*Problem*
Select each line where the word "this" appears.

*Available data*
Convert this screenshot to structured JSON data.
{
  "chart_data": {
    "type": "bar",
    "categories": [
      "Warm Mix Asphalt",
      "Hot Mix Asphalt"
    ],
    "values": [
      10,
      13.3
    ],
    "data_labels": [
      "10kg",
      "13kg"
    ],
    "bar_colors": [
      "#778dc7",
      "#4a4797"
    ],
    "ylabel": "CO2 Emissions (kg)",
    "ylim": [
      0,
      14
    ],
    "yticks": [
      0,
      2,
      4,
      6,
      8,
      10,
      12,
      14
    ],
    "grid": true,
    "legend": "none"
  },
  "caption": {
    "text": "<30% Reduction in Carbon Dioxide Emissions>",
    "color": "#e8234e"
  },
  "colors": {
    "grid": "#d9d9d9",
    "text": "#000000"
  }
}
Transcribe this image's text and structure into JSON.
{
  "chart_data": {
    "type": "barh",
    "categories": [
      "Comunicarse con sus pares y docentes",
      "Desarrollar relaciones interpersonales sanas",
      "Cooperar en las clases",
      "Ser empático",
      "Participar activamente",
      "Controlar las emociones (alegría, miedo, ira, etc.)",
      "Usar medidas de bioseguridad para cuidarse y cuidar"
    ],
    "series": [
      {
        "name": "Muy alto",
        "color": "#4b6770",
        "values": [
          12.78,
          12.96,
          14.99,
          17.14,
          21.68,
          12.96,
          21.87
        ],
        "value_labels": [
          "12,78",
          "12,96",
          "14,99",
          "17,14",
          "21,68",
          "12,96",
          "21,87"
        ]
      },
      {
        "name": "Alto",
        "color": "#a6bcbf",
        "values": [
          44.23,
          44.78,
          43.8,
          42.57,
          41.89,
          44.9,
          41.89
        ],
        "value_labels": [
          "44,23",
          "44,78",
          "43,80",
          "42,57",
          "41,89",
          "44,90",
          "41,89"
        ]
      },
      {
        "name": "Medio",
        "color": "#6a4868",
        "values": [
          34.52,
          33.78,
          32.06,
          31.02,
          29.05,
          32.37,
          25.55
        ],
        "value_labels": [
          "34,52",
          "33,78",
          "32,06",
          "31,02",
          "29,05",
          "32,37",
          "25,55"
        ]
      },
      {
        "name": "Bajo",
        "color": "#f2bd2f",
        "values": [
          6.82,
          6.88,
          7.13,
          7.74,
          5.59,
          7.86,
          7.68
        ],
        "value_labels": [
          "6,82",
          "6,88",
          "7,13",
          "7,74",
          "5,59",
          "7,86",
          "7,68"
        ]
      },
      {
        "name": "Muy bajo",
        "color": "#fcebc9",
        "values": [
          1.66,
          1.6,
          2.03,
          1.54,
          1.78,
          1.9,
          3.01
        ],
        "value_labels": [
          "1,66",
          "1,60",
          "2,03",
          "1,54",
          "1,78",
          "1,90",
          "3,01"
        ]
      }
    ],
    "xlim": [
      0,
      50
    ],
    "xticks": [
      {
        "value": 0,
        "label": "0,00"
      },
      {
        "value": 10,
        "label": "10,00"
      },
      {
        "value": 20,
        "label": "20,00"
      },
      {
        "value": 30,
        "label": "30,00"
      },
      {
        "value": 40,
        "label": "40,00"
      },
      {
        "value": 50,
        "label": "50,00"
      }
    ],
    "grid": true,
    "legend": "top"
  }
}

*Reply to the task*
Convert this screenshot to structured JSON data.
Transcribe this image's text and structure into JSON.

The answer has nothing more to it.